INSTRUCTIONS FOR THE TASK: Take the material below and retype it in full; pictures are left out.

[Saved data entries]

+++

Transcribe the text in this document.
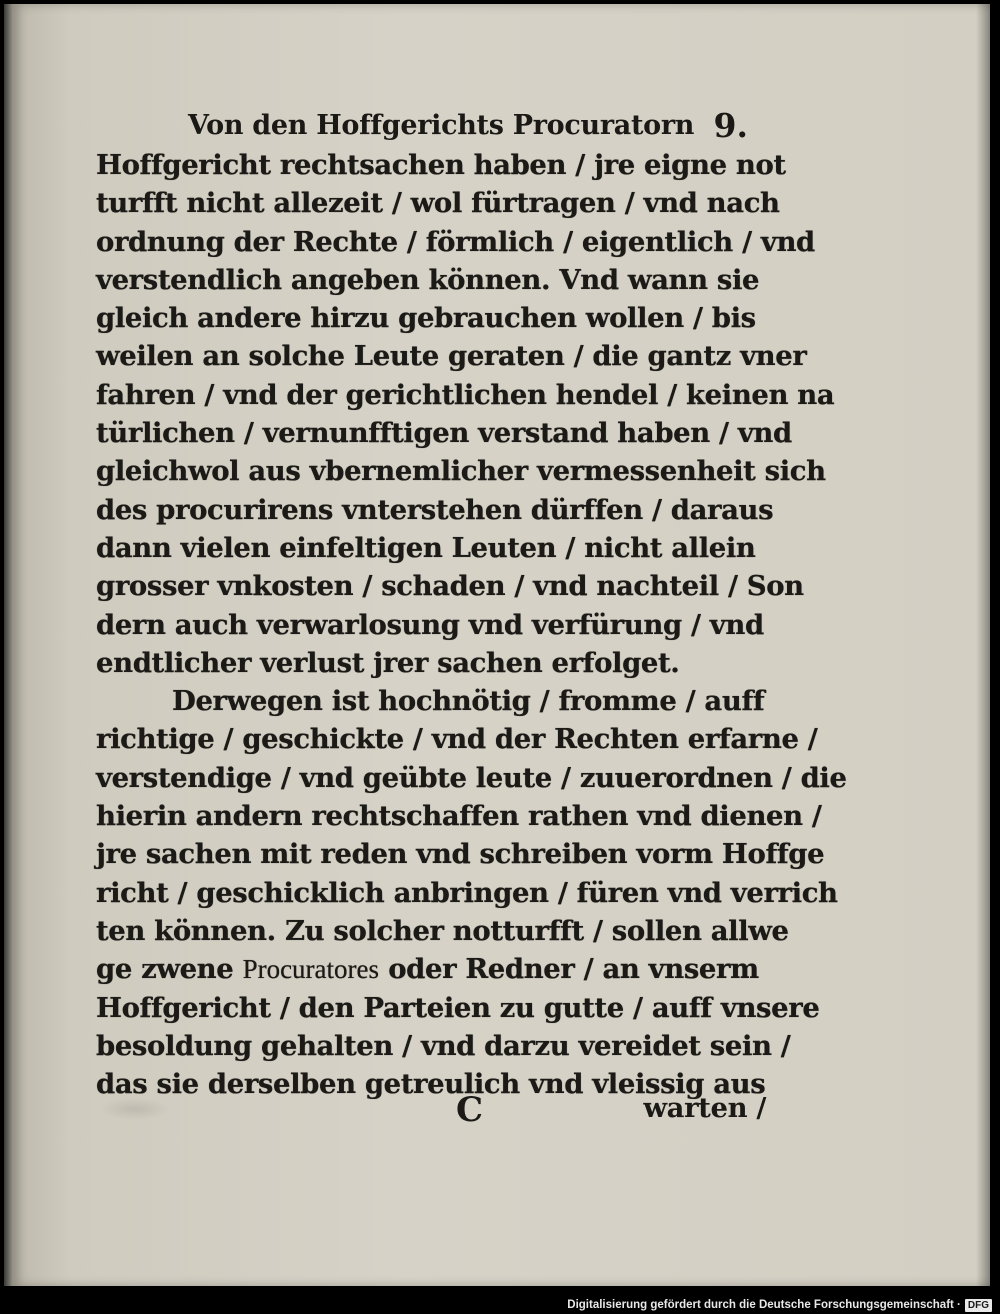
Von den Hoffgerichts Procuratorn 9.
Hoffgericht rechtsachen haben / jre eigne not
turfft nicht allezeit / wol fürtragen / vnd nach
ordnung der Rechte / förmlich / eigentlich / vnd
verstendlich angeben können. Vnd wann sie
gleich andere hirzu gebrauchen wollen / bis
weilen an solche Leute geraten / die gantz vner
fahren / vnd der gerichtlichen hendel / keinen na
türlichen / vernunfftigen verstand haben / vnd
gleichwol aus vbernemlicher vermessenheit sich
des procurirens vnterstehen dürffen / daraus
dann vielen einfeltigen Leuten / nicht allein
grosser vnkosten / schaden / vnd nachteil / Son
dern auch verwarlosung vnd verfürung / vnd
endtlicher verlust jrer sachen erfolget.
Derwegen ist hochnötig / fromme / auff
richtige / geschickte / vnd der Rechten erfarne /
verstendige / vnd geübte leute / zuuerordnen / die
hierin andern rechtschaffen rathen vnd dienen /
jre sachen mit reden vnd schreiben vorm Hoffge
richt / geschicklich anbringen / füren vnd verrich
ten können. Zu solcher notturfft / sollen allwe
ge zwene Procuratores oder Redner / an vnserm
Hoffgericht / den Parteien zu gutte / auff vnsere
besoldung gehalten / vnd darzu vereidet sein /
das sie derselben getreulich vnd vleissig aus
C	warten /
Digitalisierung gefördert durch die Deutsche Forschungsgemeinschaft · DFG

+++

RESPONSE BELOW:
Transcribe the text in this document.
Von den Hoffgerichts Procuratorn 9.
Hoffgericht rechtsachen haben / jre eigne not
turfft nicht allezeit / wol fürtragen / vnd nach
ordnung der Rechte / förmlich / eigentlich / vnd
verstendlich angeben können. Vnd wann sie
gleich andere hirzu gebrauchen wollen / bis
weilen an solche Leute geraten / die gantz vner
fahren / vnd der gerichtlichen hendel / keinen na
türlichen / vernunfftigen verstand haben / vnd
gleichwol aus vbernemlicher vermessenheit sich
des procurirens vnterstehen dürffen / daraus
dann vielen einfeltigen Leuten / nicht allein
grosser vnkosten / schaden / vnd nachteil / Son
dern auch verwarlosung vnd verfürung / vnd
endtlicher verlust jrer sachen erfolget.
Derwegen ist hochnötig / fromme / auff
richtige / geschickte / vnd der Rechten erfarne /
verstendige / vnd geübte leute / zuuerordnen / die
hierin andern rechtschaffen rathen vnd dienen /
jre sachen mit reden vnd schreiben vorm Hoffge
richt / geschicklich anbringen / füren vnd verrich
ten können. Zu solcher notturfft / sollen allwe
ge zwene Procuratores oder Redner / an vnserm
Hoffgericht / den Parteien zu gutte / auff vnsere
besoldung gehalten / vnd darzu vereidet sein /
das sie derselben getreulich vnd vleissig aus
C	warten /
Digitalisierung gefördert durch die Deutsche Forschungsgemeinschaft · DFG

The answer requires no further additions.